Source document:
** start **
# compiler header float/double as problem source?



## Beeblebrox (Nov 3, 2013)

Hello.
My poudriere jail for 9-amd64 is able to compile most of my ports (including gnome3), but my 10-amd64 and 11-amd64 jails fail miserably. I recently came across a possible reason, so I would like to ask whether this finding might relate to the above issue, and if there is any corrective measure.

I am trying to compile sysutils/grub2; not from ports but from the GIT trunk. The recent attempt to compile broke, and the grub-devel list members were kind enough to answer me as to the reason:


> Your system headers do something stupid: they use float/double in standalone headers we use option -Dfloat=__grub_poison and -Ddouble=__grub_poison to check that we don't use any float/double. Unfortunately such stupidity is more widespread that it should be. I'll remove poisonin of float/double in trunk.
** end **
Instructions:
1. In the forum thread on float/double in compiler headers, which two compiler options does the grub-devel reply say are used to check for float/double?
2. Please carry on the forum thread on float/double in compiler headers, starting right after its last sentence.

Data section:
** start **
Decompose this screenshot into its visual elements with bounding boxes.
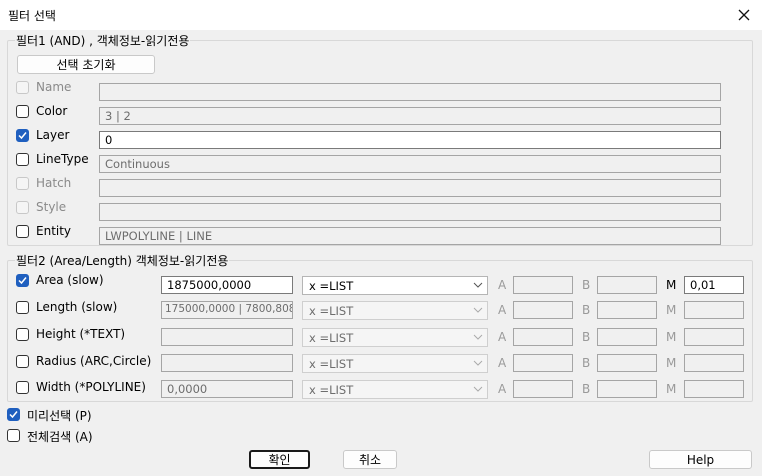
** end **
Responses to the tasks:
1. -Dfloat=__grub_poison and -Ddouble=__grub_poison

2.
Given the above explanation, I would like to understand why, or better yet correct the "stupidity" on my system. I am just trying to understand whether the explanation above could contribute to or be the major cause of my observed general port build failures.

All poudriere build environments (9-amd64, 10-amd64 and 11-amd64) were self-complied from source with simple modifications in /etc/src.conf (WITHOUT_INET6, WITHOUT_BLUETOOTH, etc)

Thanks and regards.

*EDIT:* I received an answer from the grub-devel list - so it's a hardware problem:


> Float and double poisoning is OS-independent.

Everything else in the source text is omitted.